WHAT THE EXERCISE ASKS
Reply with one number: the count of lines in the records below that hold "title".

STORED RECORDS
☆ ☆ ☆

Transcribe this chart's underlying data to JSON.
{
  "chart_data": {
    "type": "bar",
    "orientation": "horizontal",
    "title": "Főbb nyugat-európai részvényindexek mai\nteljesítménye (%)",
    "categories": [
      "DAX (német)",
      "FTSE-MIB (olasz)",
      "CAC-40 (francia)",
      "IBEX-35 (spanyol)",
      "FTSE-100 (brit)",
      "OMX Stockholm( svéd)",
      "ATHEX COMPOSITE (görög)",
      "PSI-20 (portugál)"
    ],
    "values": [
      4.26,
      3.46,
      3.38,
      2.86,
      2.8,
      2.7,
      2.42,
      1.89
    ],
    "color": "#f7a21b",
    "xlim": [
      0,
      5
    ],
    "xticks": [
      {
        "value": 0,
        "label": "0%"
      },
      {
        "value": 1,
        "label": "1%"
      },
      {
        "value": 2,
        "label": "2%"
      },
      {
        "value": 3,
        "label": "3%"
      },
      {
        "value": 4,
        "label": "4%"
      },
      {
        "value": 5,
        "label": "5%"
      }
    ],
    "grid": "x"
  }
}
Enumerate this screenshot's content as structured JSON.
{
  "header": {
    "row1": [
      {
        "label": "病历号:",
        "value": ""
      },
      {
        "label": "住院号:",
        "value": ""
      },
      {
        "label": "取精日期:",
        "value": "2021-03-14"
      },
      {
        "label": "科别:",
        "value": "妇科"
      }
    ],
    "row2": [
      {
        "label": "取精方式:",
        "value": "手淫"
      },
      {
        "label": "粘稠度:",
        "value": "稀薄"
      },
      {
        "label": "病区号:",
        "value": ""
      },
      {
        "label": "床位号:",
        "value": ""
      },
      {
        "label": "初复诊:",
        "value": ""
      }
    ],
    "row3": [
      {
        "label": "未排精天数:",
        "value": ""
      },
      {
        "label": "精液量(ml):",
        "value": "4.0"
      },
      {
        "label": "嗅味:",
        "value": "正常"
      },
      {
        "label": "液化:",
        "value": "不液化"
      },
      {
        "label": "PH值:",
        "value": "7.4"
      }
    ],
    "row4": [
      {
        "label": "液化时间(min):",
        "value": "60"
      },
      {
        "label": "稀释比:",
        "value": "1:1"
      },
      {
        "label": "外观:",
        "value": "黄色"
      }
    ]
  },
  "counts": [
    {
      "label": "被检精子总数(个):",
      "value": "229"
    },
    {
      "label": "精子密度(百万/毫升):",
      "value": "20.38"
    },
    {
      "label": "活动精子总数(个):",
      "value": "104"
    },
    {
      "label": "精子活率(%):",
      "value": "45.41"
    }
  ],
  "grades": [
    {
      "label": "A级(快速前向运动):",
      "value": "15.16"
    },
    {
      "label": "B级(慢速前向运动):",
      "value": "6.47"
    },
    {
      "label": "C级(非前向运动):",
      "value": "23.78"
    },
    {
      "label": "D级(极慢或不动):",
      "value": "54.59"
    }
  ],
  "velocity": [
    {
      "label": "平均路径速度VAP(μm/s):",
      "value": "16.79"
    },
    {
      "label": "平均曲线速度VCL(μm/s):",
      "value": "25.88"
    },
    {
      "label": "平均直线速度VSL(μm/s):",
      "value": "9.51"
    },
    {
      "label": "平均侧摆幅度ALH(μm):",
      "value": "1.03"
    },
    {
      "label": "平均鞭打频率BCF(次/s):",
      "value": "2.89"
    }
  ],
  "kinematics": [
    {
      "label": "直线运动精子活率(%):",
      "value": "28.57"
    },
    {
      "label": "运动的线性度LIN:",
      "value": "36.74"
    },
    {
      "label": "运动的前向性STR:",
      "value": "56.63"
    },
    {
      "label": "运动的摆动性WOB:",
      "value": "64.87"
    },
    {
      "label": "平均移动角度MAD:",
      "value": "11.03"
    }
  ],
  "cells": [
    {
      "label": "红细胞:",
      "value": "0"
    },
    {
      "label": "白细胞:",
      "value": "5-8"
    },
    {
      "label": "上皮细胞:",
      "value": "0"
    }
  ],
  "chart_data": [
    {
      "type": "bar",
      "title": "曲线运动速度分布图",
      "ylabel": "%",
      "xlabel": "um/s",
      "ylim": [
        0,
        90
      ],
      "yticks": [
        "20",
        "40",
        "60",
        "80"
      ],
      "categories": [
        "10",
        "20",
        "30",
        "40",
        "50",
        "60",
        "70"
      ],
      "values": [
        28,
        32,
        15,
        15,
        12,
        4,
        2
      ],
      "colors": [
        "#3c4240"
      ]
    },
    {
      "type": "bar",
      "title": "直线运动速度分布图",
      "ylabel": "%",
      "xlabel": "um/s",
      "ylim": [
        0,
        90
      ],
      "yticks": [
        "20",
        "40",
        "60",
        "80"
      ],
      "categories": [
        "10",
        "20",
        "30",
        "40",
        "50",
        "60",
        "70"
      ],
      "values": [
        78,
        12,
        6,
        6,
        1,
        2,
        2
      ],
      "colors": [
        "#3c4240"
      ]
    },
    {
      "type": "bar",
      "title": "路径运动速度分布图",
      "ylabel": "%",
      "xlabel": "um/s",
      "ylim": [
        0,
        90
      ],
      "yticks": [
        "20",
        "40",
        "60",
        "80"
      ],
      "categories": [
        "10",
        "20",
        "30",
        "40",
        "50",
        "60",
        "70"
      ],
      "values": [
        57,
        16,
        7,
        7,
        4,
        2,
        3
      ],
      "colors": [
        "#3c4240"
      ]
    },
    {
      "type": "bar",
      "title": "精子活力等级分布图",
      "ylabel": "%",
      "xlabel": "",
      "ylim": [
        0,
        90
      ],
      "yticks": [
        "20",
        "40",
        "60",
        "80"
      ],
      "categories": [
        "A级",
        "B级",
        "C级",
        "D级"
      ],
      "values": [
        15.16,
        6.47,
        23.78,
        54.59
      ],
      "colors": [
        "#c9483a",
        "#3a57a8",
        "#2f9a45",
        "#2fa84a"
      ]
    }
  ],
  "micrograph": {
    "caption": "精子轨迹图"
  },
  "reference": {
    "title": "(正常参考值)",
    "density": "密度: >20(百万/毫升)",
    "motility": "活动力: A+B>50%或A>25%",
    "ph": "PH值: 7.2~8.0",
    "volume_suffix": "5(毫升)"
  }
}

☆ ☆ ☆

ANSWER TO THE EXERCISE
6